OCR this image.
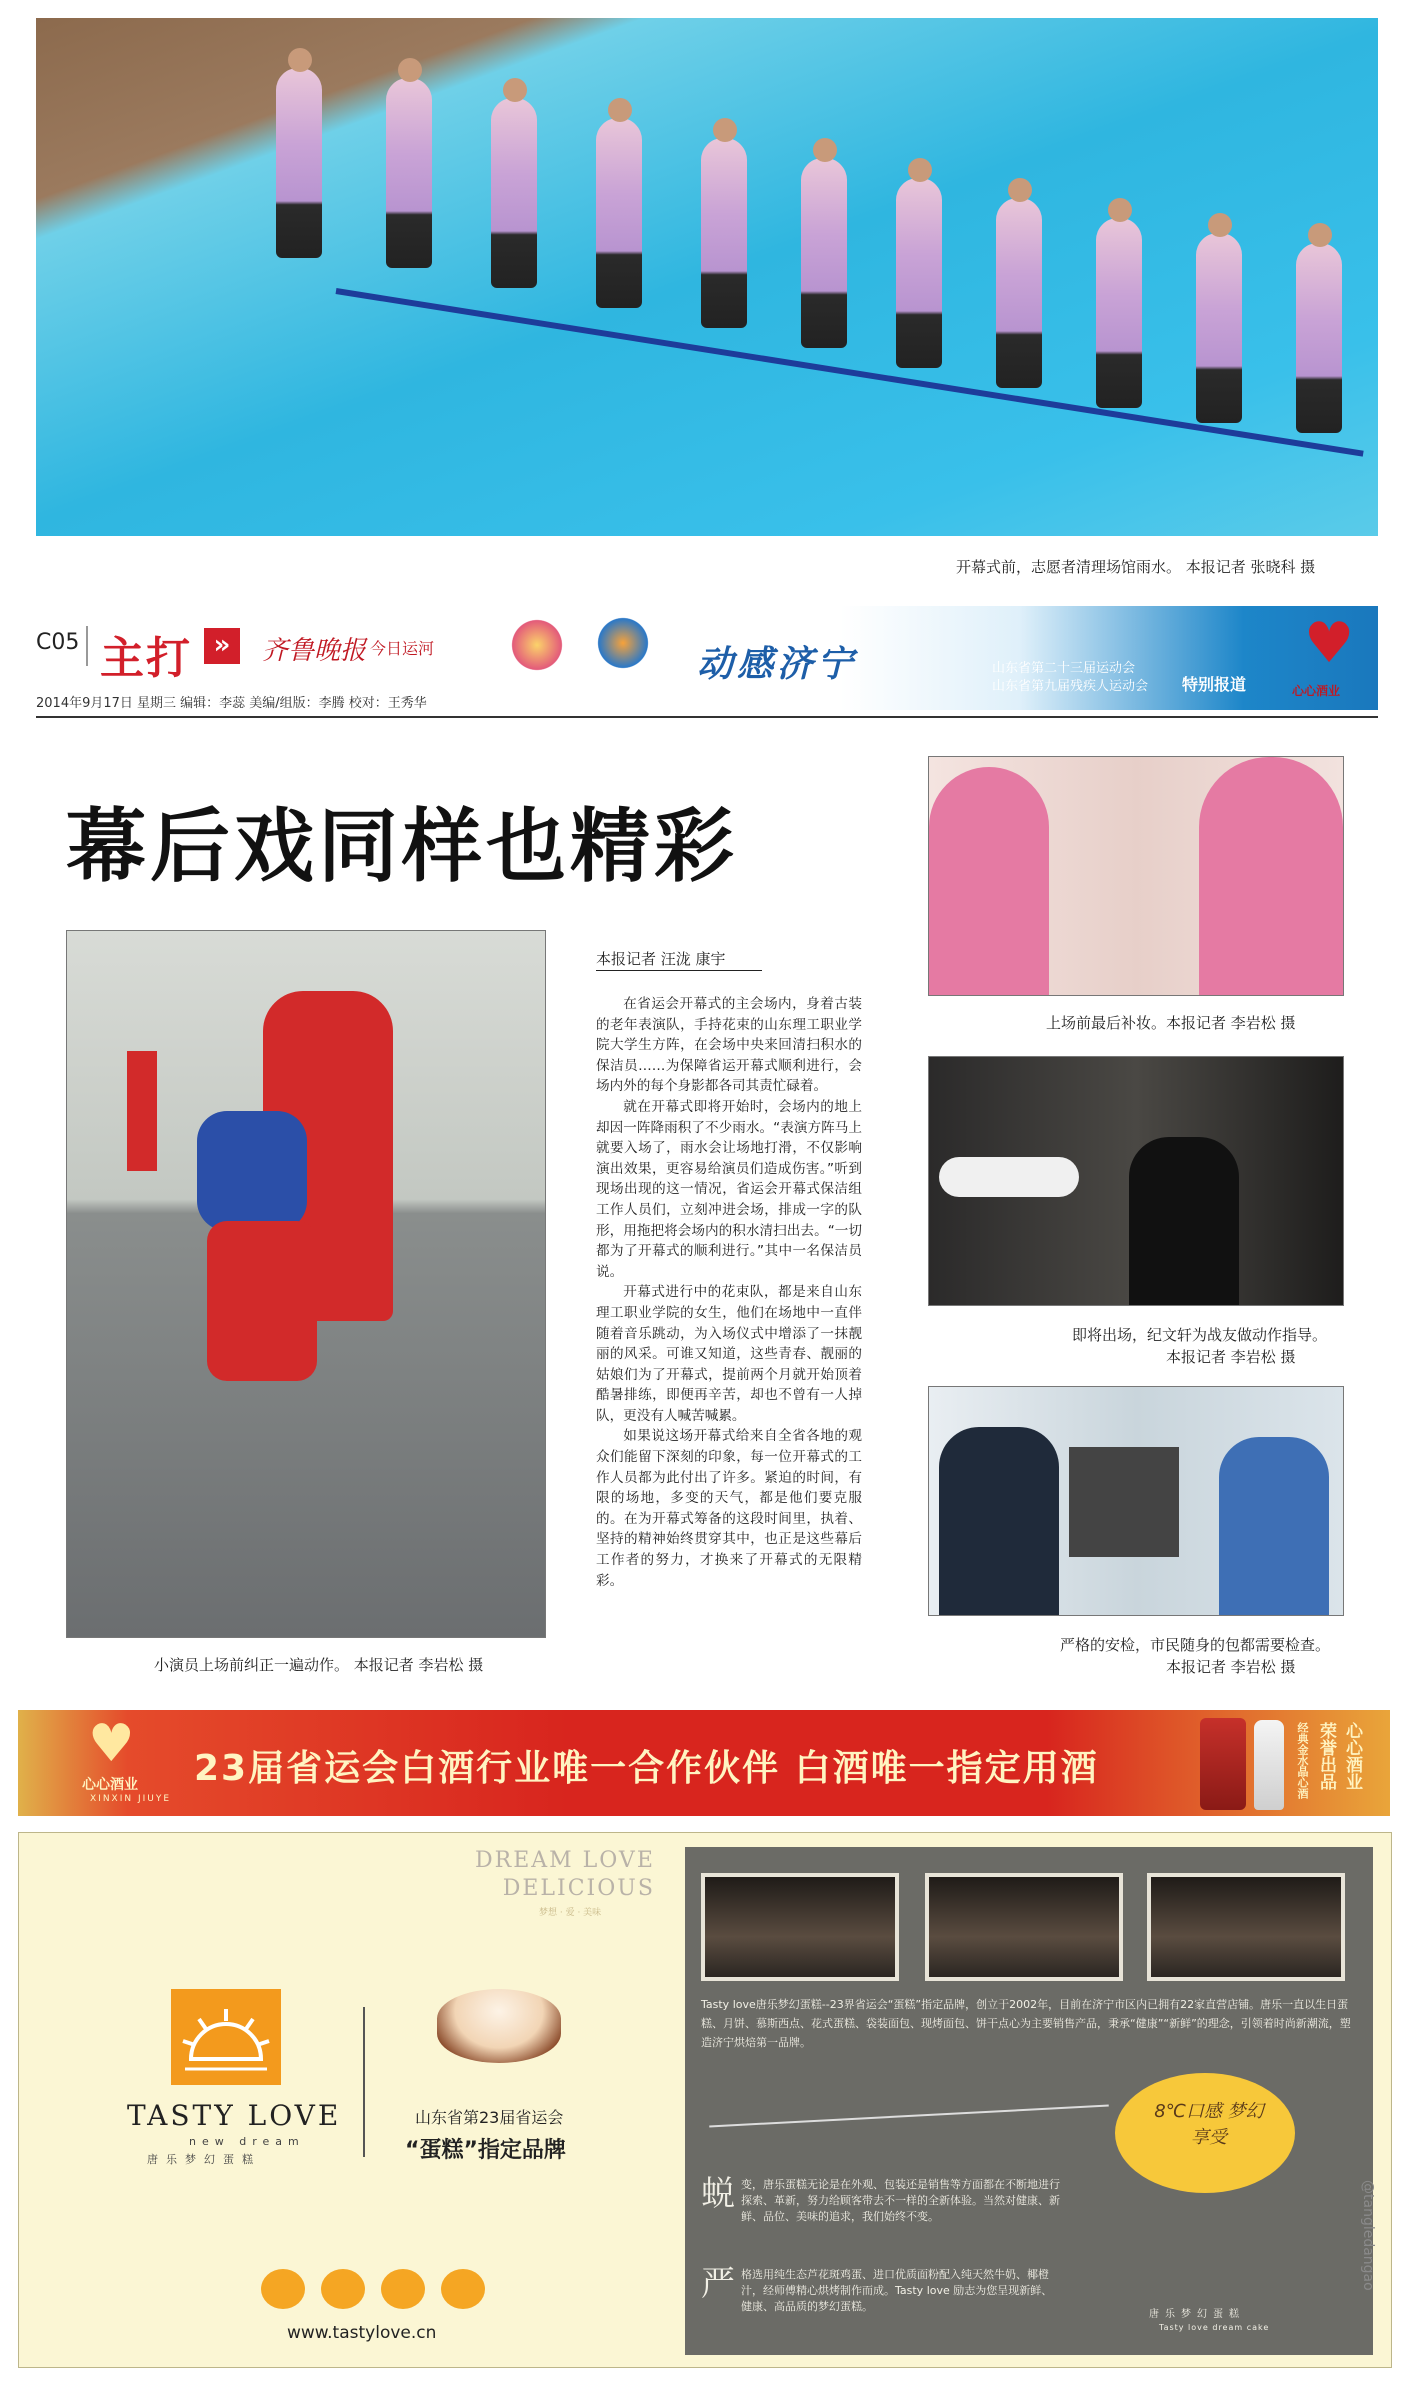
开幕式前，志愿者清理场馆雨水。 本报记者 张晓科 摄
C05 主打 »	齐鲁晚报 今日运河
2014年9月17日 星期三 编辑：李蕊 美编/组版：李腾 校对：王秀华
动感济宁	山东省第二十三届运动会
山东省第九届残疾人运动会 特别报道
♥
心心酒业
幕后戏同样也精彩
小演员上场前纠正一遍动作。 本报记者 李岩松 摄
本报记者 汪泷 康宇

在省运会开幕式的主会场内，身着古装的老年表演队，手持花束的山东理工职业学院大学生方阵，在会场中央来回清扫积水的保洁员……为保障省运开幕式顺利进行，会场内外的每个身影都各司其责忙碌着。

就在开幕式即将开始时，会场内的地上却因一阵降雨积了不少雨水。“表演方阵马上就要入场了，雨水会让场地打滑，不仅影响演出效果，更容易给演员们造成伤害。”听到现场出现的这一情况，省运会开幕式保洁组工作人员们，立刻冲进会场，排成一字的队形，用拖把将会场内的积水清扫出去。“一切都为了开幕式的顺利进行。”其中一名保洁员说。

开幕式进行中的花束队，都是来自山东理工职业学院的女生，他们在场地中一直伴随着音乐跳动，为入场仪式中增添了一抹靓丽的风采。可谁又知道，这些青春、靓丽的姑娘们为了开幕式，提前两个月就开始顶着酷暑排练，即便再辛苦，却也不曾有一人掉队，更没有人喊苦喊累。

如果说这场开幕式给来自全省各地的观众们能留下深刻的印象，每一位开幕式的工作人员都为此付出了许多。紧迫的时间，有限的场地，多变的天气，都是他们要克服的。在为开幕式筹备的这段时间里，执着、坚持的精神始终贯穿其中，也正是这些幕后工作者的努力，才换来了开幕式的无限精彩。

上场前最后补妆。本报记者 李岩松 摄
即将出场，纪文轩为战友做动作指导。
本报记者 李岩松 摄
严格的安检，市民随身的包都需要检查。
本报记者 李岩松 摄
♥
心心酒业
XINXIN JIUYE
23届省运会白酒行业唯一合作伙伴 白酒唯一指定用酒	经典金水晶心酒 荣誉出品 心心酒业
DREAM LOVE
DELICIOUS
梦想 · 爱 · 美味
TASTY LOVE
new dream
唐乐梦幻蛋糕
山东省第23届省运会
“蛋糕”指定品牌
www.tastylove.cn
Tasty love唐乐梦幻蛋糕--23界省运会“蛋糕”指定品牌，创立于2002年，目前在济宁市区内已拥有22家直营店铺。唐乐一直以生日蛋糕、月饼、慕斯西点、花式蛋糕、袋装面包、现烤面包、饼干点心为主要销售产品，秉承“健康”“新鲜”的理念，引领着时尚新潮流，塑造济宁烘焙第一品牌。
蜕 变，唐乐蛋糕无论是在外观、包装还是销售等方面都在不断地进行探索、革新，努力给顾客带去不一样的全新体验。当然对健康、新鲜、品位、美味的追求，我们始终不变。
严 格选用纯生态芦花斑鸡蛋、进口优质面粉配入纯天然牛奶、椰橙汁，经师傅精心烘烤制作而成。Tasty love 励志为您呈现新鲜、健康、高品质的梦幻蛋糕。
8℃口感 梦幻享受
唐乐梦幻蛋糕
Tasty love dream cake
@tangledangao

· · ·

Written instruction: Reproduce the entries above exactly. Do not include the images.

Result of the exercise:
OCR this image.
开幕式前，志愿者清理场馆雨水。 本报记者 张晓科 摄
C05 主打 »	齐鲁晚报 今日运河
2014年9月17日 星期三 编辑：李蕊 美编/组版：李腾 校对：王秀华
动感济宁	山东省第二十三届运动会
山东省第九届残疾人运动会 特别报道
♥
心心酒业
幕后戏同样也精彩
小演员上场前纠正一遍动作。 本报记者 李岩松 摄
本报记者 汪泷 康宇

在省运会开幕式的主会场内，身着古装的老年表演队，手持花束的山东理工职业学院大学生方阵，在会场中央来回清扫积水的保洁员……为保障省运开幕式顺利进行，会场内外的每个身影都各司其责忙碌着。

就在开幕式即将开始时，会场内的地上却因一阵降雨积了不少雨水。“表演方阵马上就要入场了，雨水会让场地打滑，不仅影响演出效果，更容易给演员们造成伤害。”听到现场出现的这一情况，省运会开幕式保洁组工作人员们，立刻冲进会场，排成一字的队形，用拖把将会场内的积水清扫出去。“一切都为了开幕式的顺利进行。”其中一名保洁员说。

开幕式进行中的花束队，都是来自山东理工职业学院的女生，他们在场地中一直伴随着音乐跳动，为入场仪式中增添了一抹靓丽的风采。可谁又知道，这些青春、靓丽的姑娘们为了开幕式，提前两个月就开始顶着酷暑排练，即便再辛苦，却也不曾有一人掉队，更没有人喊苦喊累。

如果说这场开幕式给来自全省各地的观众们能留下深刻的印象，每一位开幕式的工作人员都为此付出了许多。紧迫的时间，有限的场地，多变的天气，都是他们要克服的。在为开幕式筹备的这段时间里，执着、坚持的精神始终贯穿其中，也正是这些幕后工作者的努力，才换来了开幕式的无限精彩。

上场前最后补妆。本报记者 李岩松 摄
即将出场，纪文轩为战友做动作指导。
本报记者 李岩松 摄
严格的安检，市民随身的包都需要检查。
本报记者 李岩松 摄
♥
心心酒业
XINXIN JIUYE
23届省运会白酒行业唯一合作伙伴 白酒唯一指定用酒	经典金水晶心酒 荣誉出品 心心酒业
DREAM LOVE
DELICIOUS
梦想 · 爱 · 美味
TASTY LOVE
new dream
唐乐梦幻蛋糕
山东省第23届省运会
“蛋糕”指定品牌
www.tastylove.cn
Tasty love唐乐梦幻蛋糕--23界省运会“蛋糕”指定品牌，创立于2002年，目前在济宁市区内已拥有22家直营店铺。唐乐一直以生日蛋糕、月饼、慕斯西点、花式蛋糕、袋装面包、现烤面包、饼干点心为主要销售产品，秉承“健康”“新鲜”的理念，引领着时尚新潮流，塑造济宁烘焙第一品牌。
蜕 变，唐乐蛋糕无论是在外观、包装还是销售等方面都在不断地进行探索、革新，努力给顾客带去不一样的全新体验。当然对健康、新鲜、品位、美味的追求，我们始终不变。
严 格选用纯生态芦花斑鸡蛋、进口优质面粉配入纯天然牛奶、椰橙汁，经师傅精心烘烤制作而成。Tasty love 励志为您呈现新鲜、健康、高品质的梦幻蛋糕。
8℃口感 梦幻享受
唐乐梦幻蛋糕
Tasty love dream cake
@tangledangao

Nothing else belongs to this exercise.